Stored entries
==============================

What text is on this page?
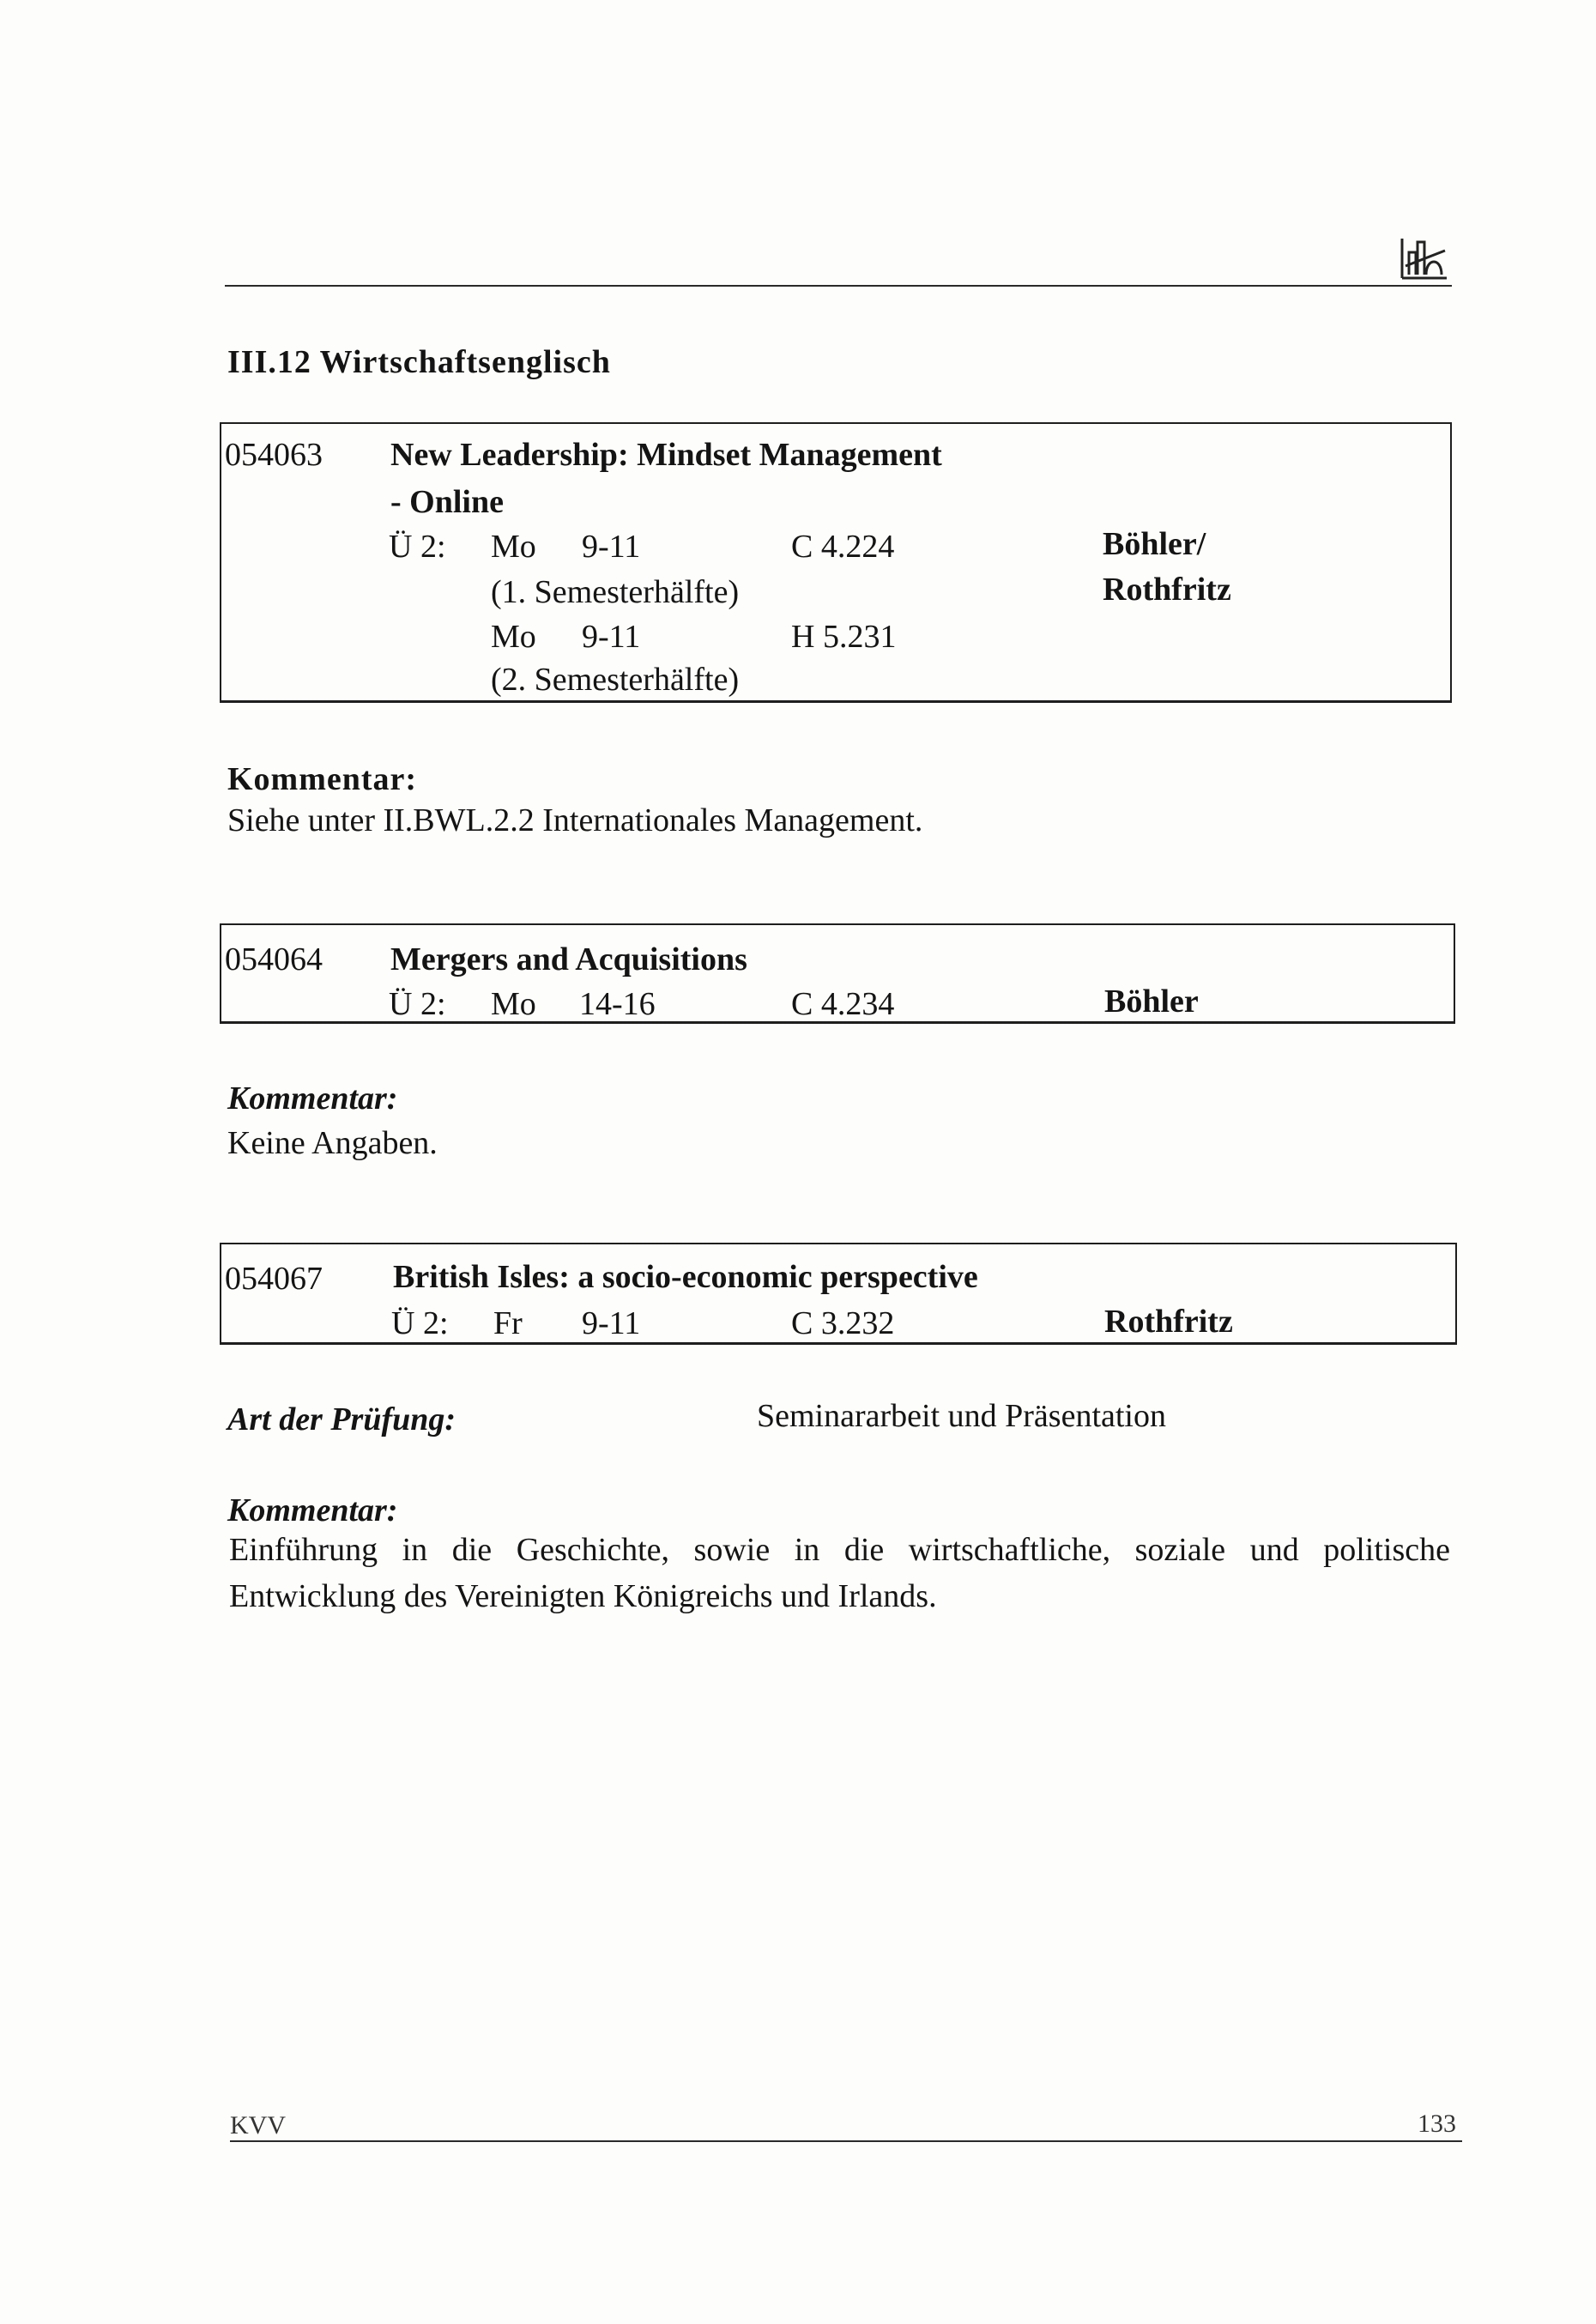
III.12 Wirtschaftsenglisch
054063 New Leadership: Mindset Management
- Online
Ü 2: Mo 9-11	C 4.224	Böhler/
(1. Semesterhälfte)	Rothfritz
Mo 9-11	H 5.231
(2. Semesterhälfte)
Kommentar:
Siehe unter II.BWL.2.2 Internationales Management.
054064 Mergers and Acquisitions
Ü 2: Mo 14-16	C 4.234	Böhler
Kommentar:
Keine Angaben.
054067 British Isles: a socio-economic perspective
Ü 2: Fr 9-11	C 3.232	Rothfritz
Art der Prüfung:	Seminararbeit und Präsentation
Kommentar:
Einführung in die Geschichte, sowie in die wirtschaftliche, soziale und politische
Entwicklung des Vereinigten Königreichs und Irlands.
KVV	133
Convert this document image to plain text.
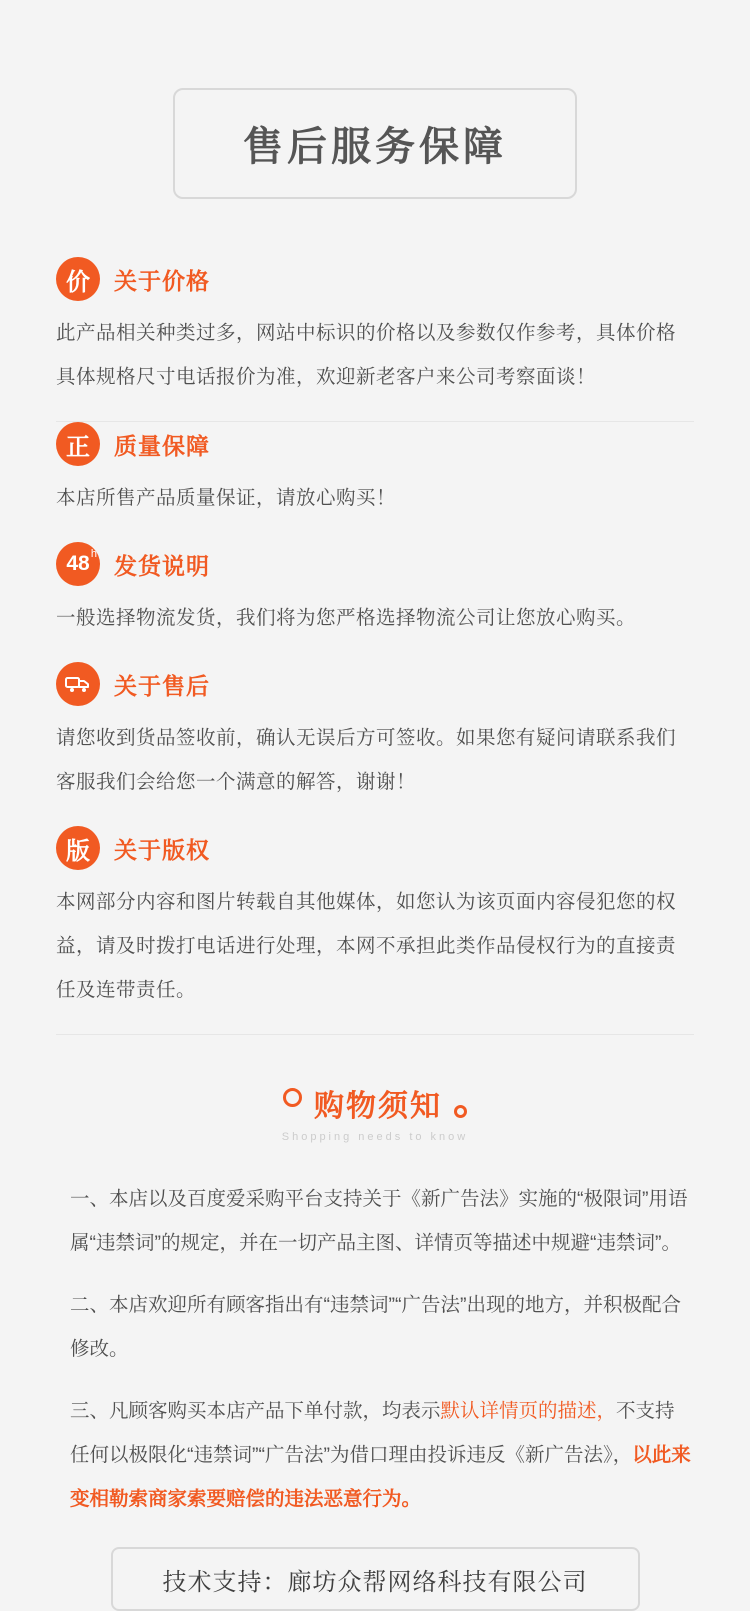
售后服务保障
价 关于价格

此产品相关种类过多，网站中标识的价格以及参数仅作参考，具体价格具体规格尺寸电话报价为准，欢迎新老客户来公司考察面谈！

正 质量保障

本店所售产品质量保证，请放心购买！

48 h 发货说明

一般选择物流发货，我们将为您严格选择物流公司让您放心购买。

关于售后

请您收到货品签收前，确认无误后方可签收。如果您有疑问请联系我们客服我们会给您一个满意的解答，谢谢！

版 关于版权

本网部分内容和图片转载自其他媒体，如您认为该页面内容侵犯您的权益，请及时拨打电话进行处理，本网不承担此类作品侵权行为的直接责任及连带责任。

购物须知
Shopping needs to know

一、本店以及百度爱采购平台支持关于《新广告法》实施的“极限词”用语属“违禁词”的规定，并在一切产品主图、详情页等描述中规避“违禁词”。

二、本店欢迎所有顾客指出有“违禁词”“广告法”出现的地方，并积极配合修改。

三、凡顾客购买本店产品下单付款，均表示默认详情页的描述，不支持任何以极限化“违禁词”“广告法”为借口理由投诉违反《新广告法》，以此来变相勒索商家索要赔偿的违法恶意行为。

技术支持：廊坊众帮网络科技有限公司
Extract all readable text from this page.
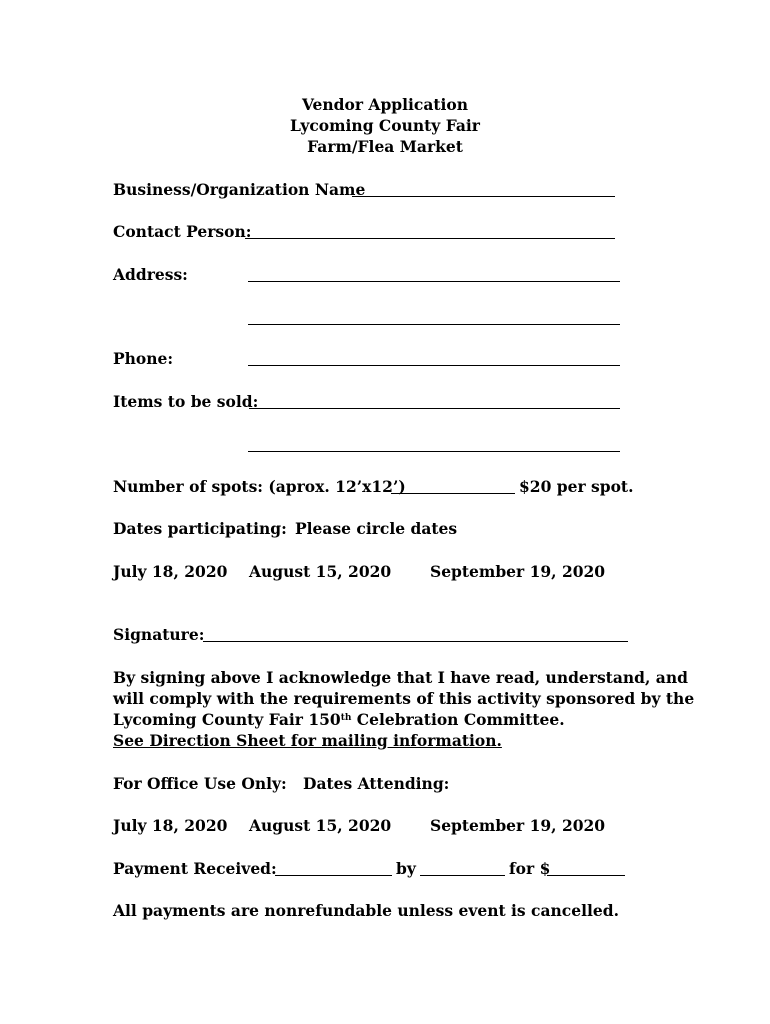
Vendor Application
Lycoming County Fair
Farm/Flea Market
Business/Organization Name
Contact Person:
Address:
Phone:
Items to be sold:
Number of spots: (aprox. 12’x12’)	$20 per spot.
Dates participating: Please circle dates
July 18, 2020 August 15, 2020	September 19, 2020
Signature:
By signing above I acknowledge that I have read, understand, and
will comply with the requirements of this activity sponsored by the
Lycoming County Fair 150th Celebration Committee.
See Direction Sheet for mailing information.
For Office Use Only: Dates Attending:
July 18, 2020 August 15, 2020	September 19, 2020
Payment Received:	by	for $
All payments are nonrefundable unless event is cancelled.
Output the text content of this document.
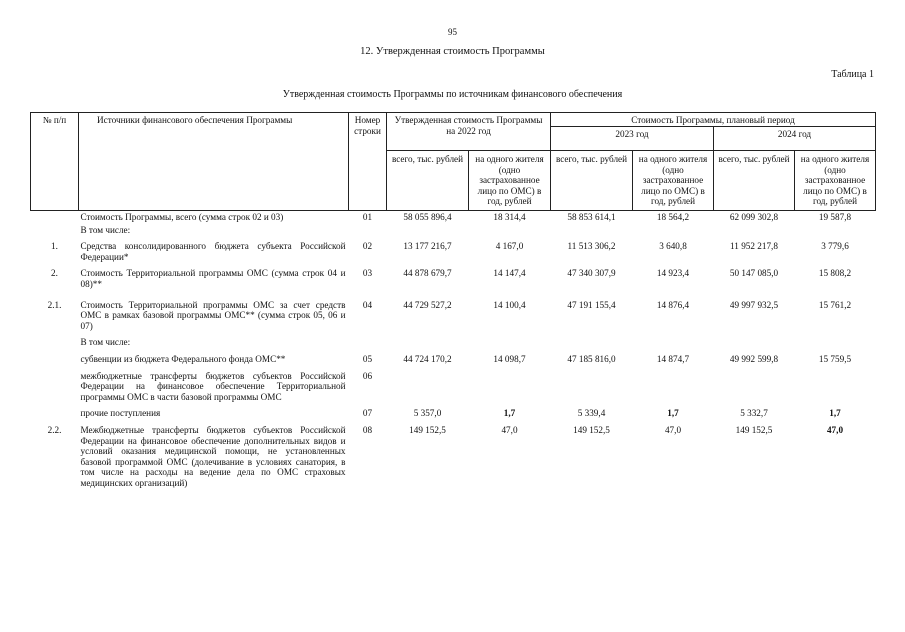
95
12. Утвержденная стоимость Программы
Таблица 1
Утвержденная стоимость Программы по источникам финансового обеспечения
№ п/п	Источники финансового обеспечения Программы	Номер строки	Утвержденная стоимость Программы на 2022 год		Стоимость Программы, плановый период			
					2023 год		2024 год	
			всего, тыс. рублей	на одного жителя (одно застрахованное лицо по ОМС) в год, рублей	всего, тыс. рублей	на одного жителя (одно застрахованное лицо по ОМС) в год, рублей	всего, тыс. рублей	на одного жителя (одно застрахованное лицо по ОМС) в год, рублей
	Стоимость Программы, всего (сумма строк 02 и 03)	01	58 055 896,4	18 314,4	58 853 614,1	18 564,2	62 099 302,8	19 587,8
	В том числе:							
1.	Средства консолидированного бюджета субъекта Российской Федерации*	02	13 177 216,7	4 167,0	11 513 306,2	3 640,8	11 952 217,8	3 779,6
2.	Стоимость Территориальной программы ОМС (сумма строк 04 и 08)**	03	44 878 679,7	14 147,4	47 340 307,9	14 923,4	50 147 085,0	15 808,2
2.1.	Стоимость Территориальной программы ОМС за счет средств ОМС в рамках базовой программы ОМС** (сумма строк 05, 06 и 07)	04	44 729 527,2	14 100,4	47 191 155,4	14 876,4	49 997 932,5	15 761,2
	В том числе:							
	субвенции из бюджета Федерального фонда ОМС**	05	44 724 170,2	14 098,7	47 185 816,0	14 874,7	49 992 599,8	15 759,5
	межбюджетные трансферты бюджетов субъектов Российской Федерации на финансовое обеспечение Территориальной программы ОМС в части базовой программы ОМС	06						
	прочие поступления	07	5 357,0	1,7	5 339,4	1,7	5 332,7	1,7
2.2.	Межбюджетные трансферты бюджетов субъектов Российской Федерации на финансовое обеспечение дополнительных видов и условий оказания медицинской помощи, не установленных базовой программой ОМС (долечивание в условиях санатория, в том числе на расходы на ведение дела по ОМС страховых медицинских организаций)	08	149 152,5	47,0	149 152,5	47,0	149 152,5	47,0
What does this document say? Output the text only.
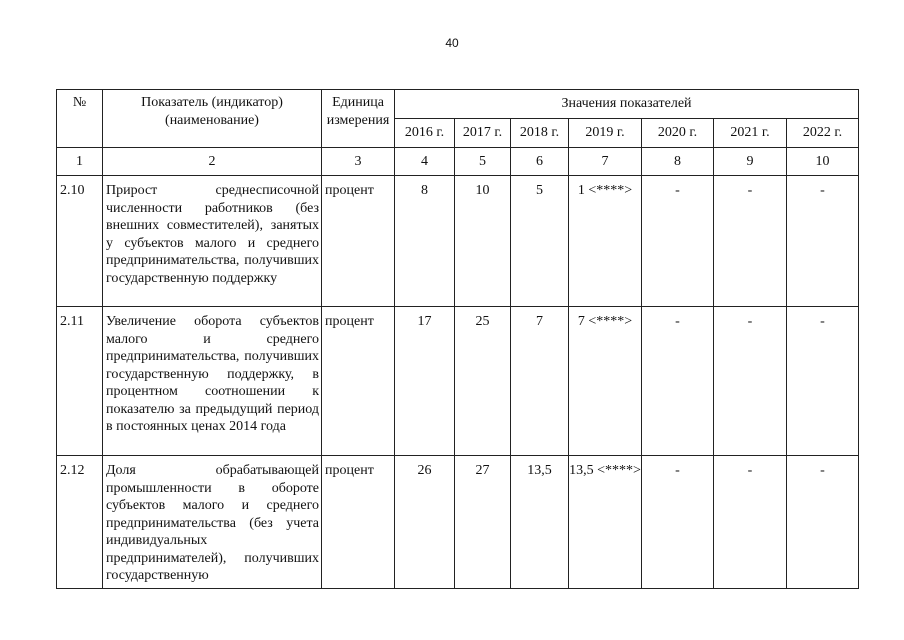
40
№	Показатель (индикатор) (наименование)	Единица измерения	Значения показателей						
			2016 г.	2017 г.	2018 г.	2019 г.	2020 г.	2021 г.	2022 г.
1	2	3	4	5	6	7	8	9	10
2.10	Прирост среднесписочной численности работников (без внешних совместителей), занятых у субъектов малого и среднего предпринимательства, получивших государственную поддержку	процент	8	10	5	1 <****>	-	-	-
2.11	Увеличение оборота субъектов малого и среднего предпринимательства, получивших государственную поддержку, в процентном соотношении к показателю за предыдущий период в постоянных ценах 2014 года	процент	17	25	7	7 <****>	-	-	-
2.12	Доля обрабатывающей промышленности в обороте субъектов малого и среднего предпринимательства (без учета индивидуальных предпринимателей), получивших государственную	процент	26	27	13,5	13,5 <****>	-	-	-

==============================

▸ Task instructions
With the pictures left out, transcribe the material exactly.

▸ Answer to this task
What text is on this page?
III.12 Wirtschaftsenglisch
054063 New Leadership: Mindset Management
- Online
Ü 2: Mo 9-11	C 4.224	Böhler/
(1. Semesterhälfte)	Rothfritz
Mo 9-11	H 5.231
(2. Semesterhälfte)
Kommentar:
Siehe unter II.BWL.2.2 Internationales Management.
054064 Mergers and Acquisitions
Ü 2: Mo 14-16	C 4.234	Böhler
Kommentar:
Keine Angaben.
054067 British Isles: a socio-economic perspective
Ü 2: Fr 9-11	C 3.232	Rothfritz
Art der Prüfung:	Seminararbeit und Präsentation
Kommentar:
Einführung in die Geschichte, sowie in die wirtschaftliche, soziale und politische
Entwicklung des Vereinigten Königreichs und Irlands.
KVV	133
Convert this document image to plain text.
售后服务保障
价 关于价格

此产品相关种类过多，网站中标识的价格以及参数仅作参考，具体价格具体规格尺寸电话报价为准，欢迎新老客户来公司考察面谈！

正 质量保障

本店所售产品质量保证，请放心购买！

48 h 发货说明

一般选择物流发货，我们将为您严格选择物流公司让您放心购买。

关于售后

请您收到货品签收前，确认无误后方可签收。如果您有疑问请联系我们客服我们会给您一个满意的解答，谢谢！

版 关于版权

本网部分内容和图片转载自其他媒体，如您认为该页面内容侵犯您的权益，请及时拨打电话进行处理，本网不承担此类作品侵权行为的直接责任及连带责任。

购物须知
Shopping needs to know

一、本店以及百度爱采购平台支持关于《新广告法》实施的“极限词”用语属“违禁词”的规定，并在一切产品主图、详情页等描述中规避“违禁词”。

二、本店欢迎所有顾客指出有“违禁词”“广告法”出现的地方，并积极配合修改。

三、凡顾客购买本店产品下单付款，均表示默认详情页的描述，不支持任何以极限化“违禁词”“广告法”为借口理由投诉违反《新广告法》，以此来变相勒索商家索要赔偿的违法恶意行为。

技术支持：廊坊众帮网络科技有限公司
Extract all readable text from this page.
Vendor Application
Lycoming County Fair
Farm/Flea Market
Business/Organization Name
Contact Person:
Address:
Phone:
Items to be sold:
Number of spots: (aprox. 12’x12’)	$20 per spot.
Dates participating: Please circle dates
July 18, 2020 August 15, 2020	September 19, 2020
Signature:
By signing above I acknowledge that I have read, understand, and
will comply with the requirements of this activity sponsored by the
Lycoming County Fair 150th Celebration Committee.
See Direction Sheet for mailing information.
For Office Use Only: Dates Attending:
July 18, 2020 August 15, 2020	September 19, 2020
Payment Received:	by	for $
All payments are nonrefundable unless event is cancelled.
Output the text content of this document.
95
12. Утвержденная стоимость Программы
Таблица 1
Утвержденная стоимость Программы по источникам финансового обеспечения
№ п/п	Источники финансового обеспечения Программы	Номер строки	Утвержденная стоимость Программы на 2022 год		Стоимость Программы, плановый период			
					2023 год		2024 год	
			всего, тыс. рублей	на одного жителя (одно застрахованное лицо по ОМС) в год, рублей	всего, тыс. рублей	на одного жителя (одно застрахованное лицо по ОМС) в год, рублей	всего, тыс. рублей	на одного жителя (одно застрахованное лицо по ОМС) в год, рублей
	Стоимость Программы, всего (сумма строк 02 и 03)	01	58 055 896,4	18 314,4	58 853 614,1	18 564,2	62 099 302,8	19 587,8
	В том числе:							
1.	Средства консолидированного бюджета субъекта Российской Федерации*	02	13 177 216,7	4 167,0	11 513 306,2	3 640,8	11 952 217,8	3 779,6
2.	Стоимость Территориальной программы ОМС (сумма строк 04 и 08)**	03	44 878 679,7	14 147,4	47 340 307,9	14 923,4	50 147 085,0	15 808,2
2.1.	Стоимость Территориальной программы ОМС за счет средств ОМС в рамках базовой программы ОМС** (сумма строк 05, 06 и 07)	04	44 729 527,2	14 100,4	47 191 155,4	14 876,4	49 997 932,5	15 761,2
	В том числе:							
	субвенции из бюджета Федерального фонда ОМС**	05	44 724 170,2	14 098,7	47 185 816,0	14 874,7	49 992 599,8	15 759,5
	межбюджетные трансферты бюджетов субъектов Российской Федерации на финансовое обеспечение Территориальной программы ОМС в части базовой программы ОМС	06						
	прочие поступления	07	5 357,0	1,7	5 339,4	1,7	5 332,7	1,7
2.2.	Межбюджетные трансферты бюджетов субъектов Российской Федерации на финансовое обеспечение дополнительных видов и условий оказания медицинской помощи, не установленных базовой программой ОМС (долечивание в условиях санатория, в том числе на расходы на ведение дела по ОМС страховых медицинских организаций)	08	149 152,5	47,0	149 152,5	47,0	149 152,5	47,0
What does this document say? Output the text only.
40
№	Показатель (индикатор) (наименование)	Единица измерения	Значения показателей						
			2016 г.	2017 г.	2018 г.	2019 г.	2020 г.	2021 г.	2022 г.
1	2	3	4	5	6	7	8	9	10
2.10	Прирост среднесписочной численности работников (без внешних совместителей), занятых у субъектов малого и среднего предпринимательства, получивших государственную поддержку	процент	8	10	5	1 <****>	-	-	-
2.11	Увеличение оборота субъектов малого и среднего предпринимательства, получивших государственную поддержку, в процентном соотношении к показателю за предыдущий период в постоянных ценах 2014 года	процент	17	25	7	7 <****>	-	-	-
2.12	Доля обрабатывающей промышленности в обороте субъектов малого и среднего предпринимательства (без учета индивидуальных предпринимателей), получивших государственную	процент	26	27	13,5	13,5 <****>	-	-	-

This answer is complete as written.